→ Problem statement: State the number of lines below in which the word "JSON" appears. Nothing else belongs in the answer.

## begin Exercise material

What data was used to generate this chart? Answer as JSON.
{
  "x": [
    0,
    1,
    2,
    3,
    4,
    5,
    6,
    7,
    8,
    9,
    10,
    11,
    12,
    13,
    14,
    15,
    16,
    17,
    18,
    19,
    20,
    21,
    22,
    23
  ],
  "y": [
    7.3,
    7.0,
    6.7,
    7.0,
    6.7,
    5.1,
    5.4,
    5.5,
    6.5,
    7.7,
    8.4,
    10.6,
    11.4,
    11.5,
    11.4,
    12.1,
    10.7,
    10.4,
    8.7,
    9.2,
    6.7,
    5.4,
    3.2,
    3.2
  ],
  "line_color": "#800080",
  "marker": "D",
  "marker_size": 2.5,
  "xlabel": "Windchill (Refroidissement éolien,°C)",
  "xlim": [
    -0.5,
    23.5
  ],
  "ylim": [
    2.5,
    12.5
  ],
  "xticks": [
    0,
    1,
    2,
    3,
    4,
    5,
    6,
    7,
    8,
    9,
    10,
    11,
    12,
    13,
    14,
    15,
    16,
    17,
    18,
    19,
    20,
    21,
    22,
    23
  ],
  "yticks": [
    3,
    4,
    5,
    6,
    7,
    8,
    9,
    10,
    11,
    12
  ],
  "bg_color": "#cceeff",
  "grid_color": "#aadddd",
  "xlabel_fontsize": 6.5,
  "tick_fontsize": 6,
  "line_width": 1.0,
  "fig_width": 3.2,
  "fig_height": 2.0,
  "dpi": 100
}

## end Exercise material
## begin Exercise material

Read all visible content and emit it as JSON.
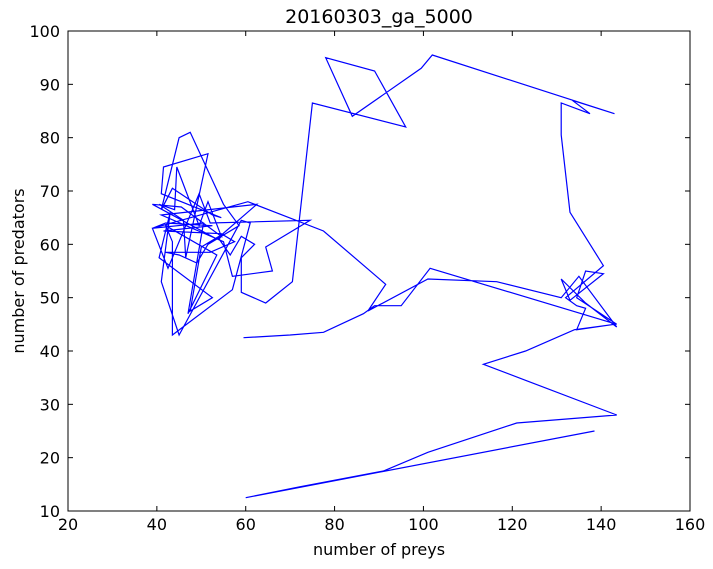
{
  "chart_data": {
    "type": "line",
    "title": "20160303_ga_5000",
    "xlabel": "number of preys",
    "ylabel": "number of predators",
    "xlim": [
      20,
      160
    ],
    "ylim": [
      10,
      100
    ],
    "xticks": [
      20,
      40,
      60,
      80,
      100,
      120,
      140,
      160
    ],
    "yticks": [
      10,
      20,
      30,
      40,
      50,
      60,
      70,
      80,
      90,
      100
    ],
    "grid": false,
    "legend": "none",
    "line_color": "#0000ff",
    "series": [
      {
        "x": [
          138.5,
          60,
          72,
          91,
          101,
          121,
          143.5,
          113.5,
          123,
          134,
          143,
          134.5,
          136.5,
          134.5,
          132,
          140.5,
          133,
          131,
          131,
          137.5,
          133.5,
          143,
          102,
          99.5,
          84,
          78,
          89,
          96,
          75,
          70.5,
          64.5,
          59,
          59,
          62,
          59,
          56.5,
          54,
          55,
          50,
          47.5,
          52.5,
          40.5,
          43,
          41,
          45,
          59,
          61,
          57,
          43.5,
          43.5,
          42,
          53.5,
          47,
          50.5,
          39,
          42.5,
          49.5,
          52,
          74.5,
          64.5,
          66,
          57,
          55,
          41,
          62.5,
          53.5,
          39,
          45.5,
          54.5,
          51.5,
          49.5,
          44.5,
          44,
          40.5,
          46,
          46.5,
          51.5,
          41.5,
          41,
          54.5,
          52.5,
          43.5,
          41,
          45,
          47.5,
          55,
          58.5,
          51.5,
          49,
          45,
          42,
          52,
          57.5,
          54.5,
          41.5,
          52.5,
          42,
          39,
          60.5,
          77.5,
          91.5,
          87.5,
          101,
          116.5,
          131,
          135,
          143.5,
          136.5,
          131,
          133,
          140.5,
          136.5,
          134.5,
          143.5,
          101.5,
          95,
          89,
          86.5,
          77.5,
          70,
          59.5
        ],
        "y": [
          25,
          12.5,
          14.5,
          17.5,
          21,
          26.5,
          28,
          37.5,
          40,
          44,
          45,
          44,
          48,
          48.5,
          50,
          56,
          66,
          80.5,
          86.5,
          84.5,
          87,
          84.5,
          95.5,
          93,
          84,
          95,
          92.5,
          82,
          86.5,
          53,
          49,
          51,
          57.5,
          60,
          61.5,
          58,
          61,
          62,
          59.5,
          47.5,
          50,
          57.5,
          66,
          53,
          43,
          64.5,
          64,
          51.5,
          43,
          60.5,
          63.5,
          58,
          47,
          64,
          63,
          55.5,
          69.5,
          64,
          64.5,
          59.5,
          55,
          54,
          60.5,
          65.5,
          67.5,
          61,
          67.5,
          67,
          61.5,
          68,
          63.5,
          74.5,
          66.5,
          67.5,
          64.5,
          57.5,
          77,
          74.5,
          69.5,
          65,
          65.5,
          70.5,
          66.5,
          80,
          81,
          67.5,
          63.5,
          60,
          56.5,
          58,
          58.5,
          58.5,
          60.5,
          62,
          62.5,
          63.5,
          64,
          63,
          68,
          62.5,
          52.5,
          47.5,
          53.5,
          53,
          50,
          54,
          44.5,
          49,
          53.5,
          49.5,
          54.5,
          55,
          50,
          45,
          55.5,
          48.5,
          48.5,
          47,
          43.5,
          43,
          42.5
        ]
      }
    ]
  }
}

## end Exercise material

→ Completed exercise: 2